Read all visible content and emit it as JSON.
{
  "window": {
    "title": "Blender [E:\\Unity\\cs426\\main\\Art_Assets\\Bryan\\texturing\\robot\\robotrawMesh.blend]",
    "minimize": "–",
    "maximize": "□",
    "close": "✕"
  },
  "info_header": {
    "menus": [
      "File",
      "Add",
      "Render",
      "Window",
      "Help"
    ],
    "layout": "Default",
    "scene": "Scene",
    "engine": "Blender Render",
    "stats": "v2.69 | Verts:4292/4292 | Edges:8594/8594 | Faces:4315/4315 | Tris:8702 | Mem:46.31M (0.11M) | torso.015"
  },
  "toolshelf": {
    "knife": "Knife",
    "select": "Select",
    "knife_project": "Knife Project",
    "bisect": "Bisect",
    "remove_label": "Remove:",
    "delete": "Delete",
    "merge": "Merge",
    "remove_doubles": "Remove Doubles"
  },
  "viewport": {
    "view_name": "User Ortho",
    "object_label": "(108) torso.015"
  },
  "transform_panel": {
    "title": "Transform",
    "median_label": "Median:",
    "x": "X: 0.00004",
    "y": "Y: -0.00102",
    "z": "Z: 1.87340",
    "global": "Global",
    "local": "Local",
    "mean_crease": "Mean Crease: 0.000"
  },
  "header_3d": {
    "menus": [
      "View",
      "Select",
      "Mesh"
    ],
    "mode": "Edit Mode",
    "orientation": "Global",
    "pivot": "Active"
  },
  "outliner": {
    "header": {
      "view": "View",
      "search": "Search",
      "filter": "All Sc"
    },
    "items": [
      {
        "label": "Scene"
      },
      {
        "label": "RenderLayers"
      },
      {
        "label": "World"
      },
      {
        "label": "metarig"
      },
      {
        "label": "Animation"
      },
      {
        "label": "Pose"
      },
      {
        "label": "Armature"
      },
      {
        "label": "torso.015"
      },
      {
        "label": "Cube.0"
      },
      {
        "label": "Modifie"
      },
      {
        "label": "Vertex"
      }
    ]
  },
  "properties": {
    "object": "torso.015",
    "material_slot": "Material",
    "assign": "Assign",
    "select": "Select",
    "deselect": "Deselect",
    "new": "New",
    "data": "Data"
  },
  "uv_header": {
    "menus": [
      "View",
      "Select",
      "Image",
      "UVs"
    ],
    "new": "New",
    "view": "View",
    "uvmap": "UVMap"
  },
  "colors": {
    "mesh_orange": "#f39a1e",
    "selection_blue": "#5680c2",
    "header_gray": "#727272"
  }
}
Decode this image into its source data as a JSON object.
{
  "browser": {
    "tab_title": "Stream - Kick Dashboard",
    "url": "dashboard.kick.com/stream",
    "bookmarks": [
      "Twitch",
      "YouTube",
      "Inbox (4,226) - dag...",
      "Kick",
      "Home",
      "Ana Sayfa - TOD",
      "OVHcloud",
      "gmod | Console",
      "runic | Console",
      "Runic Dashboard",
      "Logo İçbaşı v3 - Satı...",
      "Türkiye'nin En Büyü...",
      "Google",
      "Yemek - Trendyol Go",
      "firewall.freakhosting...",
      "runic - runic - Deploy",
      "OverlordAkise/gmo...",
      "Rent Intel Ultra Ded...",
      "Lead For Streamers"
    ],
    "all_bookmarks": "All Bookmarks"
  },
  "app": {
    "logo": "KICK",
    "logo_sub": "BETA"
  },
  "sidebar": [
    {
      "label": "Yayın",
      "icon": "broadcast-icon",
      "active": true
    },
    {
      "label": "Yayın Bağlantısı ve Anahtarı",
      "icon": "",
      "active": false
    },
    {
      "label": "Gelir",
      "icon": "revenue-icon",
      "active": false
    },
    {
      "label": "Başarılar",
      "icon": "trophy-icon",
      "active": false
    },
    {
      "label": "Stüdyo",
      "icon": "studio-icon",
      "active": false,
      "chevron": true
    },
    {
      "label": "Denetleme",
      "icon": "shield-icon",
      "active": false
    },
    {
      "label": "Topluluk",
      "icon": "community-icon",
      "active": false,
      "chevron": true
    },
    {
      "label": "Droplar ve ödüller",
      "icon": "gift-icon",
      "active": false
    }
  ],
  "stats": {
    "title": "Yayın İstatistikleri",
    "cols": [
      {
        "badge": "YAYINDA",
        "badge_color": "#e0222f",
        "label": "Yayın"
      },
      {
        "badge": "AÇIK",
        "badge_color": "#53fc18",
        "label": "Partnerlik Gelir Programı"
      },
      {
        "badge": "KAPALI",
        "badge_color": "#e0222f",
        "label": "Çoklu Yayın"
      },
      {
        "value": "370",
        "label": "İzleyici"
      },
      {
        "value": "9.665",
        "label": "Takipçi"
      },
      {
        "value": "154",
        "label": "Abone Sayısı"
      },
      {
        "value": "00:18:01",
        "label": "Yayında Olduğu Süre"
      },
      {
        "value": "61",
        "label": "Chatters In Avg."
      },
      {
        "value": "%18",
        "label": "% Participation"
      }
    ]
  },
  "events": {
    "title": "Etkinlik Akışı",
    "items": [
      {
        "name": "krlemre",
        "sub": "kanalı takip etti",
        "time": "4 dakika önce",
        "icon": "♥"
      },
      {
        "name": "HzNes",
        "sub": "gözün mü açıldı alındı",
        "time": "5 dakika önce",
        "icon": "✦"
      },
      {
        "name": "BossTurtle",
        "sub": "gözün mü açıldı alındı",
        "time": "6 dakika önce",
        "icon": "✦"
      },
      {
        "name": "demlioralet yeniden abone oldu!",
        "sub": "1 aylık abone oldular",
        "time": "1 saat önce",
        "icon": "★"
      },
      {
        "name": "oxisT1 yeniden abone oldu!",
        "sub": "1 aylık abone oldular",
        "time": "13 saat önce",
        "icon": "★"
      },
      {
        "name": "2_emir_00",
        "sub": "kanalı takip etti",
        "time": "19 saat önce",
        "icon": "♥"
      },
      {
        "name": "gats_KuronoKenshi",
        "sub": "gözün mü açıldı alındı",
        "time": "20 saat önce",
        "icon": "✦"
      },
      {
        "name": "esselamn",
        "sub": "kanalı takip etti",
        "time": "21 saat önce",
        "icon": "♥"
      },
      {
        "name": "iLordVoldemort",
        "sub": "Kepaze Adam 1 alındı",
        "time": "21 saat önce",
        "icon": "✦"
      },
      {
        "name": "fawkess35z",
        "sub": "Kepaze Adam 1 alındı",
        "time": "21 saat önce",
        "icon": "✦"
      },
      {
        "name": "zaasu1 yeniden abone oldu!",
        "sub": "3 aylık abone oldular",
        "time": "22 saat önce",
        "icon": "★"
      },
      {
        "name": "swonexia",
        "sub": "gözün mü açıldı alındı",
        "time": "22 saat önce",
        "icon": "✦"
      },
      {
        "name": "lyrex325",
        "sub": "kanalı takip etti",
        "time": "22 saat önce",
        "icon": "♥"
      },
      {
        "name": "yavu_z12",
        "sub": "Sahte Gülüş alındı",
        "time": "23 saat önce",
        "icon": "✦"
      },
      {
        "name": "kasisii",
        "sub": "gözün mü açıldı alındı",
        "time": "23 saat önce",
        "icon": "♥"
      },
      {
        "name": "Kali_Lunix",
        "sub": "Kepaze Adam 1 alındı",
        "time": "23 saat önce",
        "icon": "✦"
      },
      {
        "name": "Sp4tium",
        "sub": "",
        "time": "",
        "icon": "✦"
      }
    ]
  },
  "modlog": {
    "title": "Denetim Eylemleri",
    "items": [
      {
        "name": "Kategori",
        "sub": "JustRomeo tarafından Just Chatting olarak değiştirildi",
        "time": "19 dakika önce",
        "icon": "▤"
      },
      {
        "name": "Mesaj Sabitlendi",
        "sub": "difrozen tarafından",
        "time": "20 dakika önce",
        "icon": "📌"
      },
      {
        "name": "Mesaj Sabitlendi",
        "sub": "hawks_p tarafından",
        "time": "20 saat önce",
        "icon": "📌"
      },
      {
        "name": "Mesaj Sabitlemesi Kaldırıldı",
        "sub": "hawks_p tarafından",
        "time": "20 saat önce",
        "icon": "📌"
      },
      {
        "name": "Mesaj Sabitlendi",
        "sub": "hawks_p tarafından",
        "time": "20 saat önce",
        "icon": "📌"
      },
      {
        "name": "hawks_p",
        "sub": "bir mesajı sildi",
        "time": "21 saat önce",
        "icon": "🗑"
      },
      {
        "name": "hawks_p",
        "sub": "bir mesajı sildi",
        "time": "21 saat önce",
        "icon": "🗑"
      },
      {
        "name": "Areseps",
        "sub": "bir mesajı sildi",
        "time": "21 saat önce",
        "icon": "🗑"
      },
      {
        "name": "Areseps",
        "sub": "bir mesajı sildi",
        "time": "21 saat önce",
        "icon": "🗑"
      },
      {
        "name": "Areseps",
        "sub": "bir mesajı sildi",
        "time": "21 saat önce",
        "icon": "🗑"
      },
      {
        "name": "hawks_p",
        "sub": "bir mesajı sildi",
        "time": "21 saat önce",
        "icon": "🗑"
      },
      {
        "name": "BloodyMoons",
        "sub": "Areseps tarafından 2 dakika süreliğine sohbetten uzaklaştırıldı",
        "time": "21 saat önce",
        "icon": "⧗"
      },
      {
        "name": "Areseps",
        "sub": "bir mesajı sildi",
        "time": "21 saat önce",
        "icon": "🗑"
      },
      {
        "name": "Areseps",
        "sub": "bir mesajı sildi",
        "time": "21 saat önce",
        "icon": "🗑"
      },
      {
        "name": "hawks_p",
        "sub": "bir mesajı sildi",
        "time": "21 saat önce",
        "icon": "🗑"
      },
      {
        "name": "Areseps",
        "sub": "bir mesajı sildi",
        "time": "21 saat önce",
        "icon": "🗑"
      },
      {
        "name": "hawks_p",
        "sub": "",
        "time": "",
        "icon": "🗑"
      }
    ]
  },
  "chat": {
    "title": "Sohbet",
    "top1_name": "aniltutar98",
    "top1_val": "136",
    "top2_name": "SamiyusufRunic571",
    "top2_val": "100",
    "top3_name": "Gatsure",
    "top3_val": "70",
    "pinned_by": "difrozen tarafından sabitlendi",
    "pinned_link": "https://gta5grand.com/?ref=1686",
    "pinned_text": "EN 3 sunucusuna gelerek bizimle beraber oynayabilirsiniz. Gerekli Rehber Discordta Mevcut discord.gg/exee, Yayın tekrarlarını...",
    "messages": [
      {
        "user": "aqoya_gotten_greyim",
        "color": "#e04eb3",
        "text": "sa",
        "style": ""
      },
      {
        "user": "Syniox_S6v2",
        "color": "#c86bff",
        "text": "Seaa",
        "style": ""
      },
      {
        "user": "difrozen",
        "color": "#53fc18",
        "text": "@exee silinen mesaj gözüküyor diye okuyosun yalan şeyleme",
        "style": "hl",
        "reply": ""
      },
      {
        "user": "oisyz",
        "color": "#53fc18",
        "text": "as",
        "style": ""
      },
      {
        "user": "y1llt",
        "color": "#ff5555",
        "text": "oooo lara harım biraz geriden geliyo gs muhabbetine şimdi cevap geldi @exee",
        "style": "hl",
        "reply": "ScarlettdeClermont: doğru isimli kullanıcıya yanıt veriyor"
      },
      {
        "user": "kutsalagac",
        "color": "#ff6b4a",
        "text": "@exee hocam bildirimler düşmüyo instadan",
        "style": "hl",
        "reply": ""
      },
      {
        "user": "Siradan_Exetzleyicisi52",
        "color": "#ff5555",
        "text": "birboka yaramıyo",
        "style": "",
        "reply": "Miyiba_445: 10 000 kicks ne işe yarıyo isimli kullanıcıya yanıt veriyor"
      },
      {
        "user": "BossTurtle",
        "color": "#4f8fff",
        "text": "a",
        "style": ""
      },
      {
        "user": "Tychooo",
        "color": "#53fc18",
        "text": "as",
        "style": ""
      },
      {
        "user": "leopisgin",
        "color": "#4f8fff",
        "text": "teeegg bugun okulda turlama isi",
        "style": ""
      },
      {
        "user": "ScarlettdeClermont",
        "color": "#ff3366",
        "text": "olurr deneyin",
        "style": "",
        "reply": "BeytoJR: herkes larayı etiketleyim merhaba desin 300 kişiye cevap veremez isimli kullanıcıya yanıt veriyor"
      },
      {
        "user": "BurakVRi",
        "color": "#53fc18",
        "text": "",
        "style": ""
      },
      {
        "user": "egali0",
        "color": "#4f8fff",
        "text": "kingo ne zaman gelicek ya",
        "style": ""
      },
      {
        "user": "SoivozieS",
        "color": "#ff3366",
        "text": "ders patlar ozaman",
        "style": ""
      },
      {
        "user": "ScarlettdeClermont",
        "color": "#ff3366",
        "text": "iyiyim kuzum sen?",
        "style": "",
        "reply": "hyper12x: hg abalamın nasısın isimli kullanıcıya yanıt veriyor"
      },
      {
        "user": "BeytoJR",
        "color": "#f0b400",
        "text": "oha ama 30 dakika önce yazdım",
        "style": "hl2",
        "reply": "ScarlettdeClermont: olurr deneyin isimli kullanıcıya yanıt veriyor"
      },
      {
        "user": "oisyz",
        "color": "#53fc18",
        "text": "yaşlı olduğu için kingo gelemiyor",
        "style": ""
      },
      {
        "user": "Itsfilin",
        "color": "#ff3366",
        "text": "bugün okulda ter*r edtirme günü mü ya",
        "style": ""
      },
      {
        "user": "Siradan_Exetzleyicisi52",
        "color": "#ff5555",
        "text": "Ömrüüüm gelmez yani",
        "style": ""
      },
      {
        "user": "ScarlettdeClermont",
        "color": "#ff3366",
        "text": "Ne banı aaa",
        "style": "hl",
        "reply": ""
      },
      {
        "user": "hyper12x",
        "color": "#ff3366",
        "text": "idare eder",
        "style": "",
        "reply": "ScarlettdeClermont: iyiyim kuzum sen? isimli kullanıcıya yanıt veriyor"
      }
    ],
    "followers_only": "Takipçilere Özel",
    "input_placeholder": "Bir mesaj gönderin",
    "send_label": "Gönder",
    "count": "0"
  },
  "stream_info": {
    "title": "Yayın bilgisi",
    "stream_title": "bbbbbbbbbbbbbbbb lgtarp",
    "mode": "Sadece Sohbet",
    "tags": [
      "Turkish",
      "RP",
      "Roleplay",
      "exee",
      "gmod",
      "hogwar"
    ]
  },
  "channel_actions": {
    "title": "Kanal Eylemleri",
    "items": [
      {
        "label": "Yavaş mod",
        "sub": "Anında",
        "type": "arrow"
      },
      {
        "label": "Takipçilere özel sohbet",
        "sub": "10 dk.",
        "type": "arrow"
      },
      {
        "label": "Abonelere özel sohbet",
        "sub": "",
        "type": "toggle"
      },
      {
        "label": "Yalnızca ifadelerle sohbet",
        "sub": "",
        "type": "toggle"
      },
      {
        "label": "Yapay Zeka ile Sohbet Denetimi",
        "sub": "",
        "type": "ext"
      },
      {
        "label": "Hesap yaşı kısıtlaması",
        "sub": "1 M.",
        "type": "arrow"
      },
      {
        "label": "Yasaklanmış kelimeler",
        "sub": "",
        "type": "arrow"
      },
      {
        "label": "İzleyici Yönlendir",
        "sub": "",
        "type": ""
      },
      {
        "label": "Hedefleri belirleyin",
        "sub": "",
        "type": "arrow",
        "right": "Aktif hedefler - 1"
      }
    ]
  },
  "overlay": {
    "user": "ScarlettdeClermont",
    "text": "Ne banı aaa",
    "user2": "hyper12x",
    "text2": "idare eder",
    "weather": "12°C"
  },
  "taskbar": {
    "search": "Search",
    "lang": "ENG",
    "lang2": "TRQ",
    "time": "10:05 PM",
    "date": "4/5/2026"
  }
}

---+---

_Given request:_
Gather from the entries above all lines that include the string "iyiyim".

_Result:_
        "text": "iyiyim kuzum sen?",
        "reply": "ScarlettdeClermont: iyiyim kuzum sen? isimli kullanıcıya yanıt veriyor"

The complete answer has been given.